ROWS
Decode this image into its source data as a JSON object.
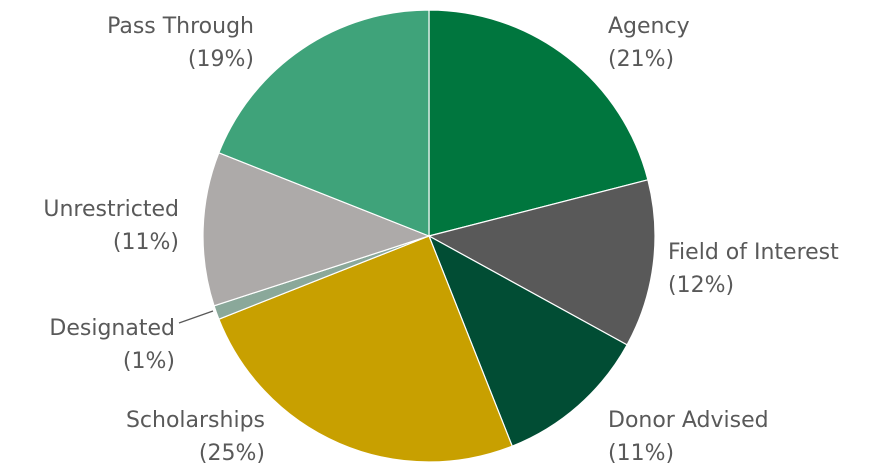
{
  "chart_data": {
    "type": "pie",
    "title": "",
    "slices": [
      {
        "name": "Agency",
        "value": 21,
        "pct_label": "(21%)",
        "color": "#00763e"
      },
      {
        "name": "Field of Interest",
        "value": 12,
        "pct_label": "(12%)",
        "color": "#595959"
      },
      {
        "name": "Donor Advised",
        "value": 11,
        "pct_label": "(11%)",
        "color": "#014d34"
      },
      {
        "name": "Scholarships",
        "value": 25,
        "pct_label": "(25%)",
        "color": "#c8a000"
      },
      {
        "name": "Designated",
        "value": 1,
        "pct_label": "(1%)",
        "color": "#8aa89a"
      },
      {
        "name": "Unrestricted",
        "value": 11,
        "pct_label": "(11%)",
        "color": "#adaaa9"
      },
      {
        "name": "Pass Through",
        "value": 19,
        "pct_label": "(19%)",
        "color": "#3fa37a"
      }
    ],
    "start_angle": "12 o'clock",
    "direction": "clockwise",
    "legend": "none"
  }
}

REQUIREMENT
Write out each line of the data that holds the string "name".

REPLY TO THE TASK
        "name": "Agency",
        "name": "Field of Interest",
        "name": "Donor Advised",
        "name": "Scholarships",
        "name": "Designated",
        "name": "Unrestricted",
        "name": "Pass Through",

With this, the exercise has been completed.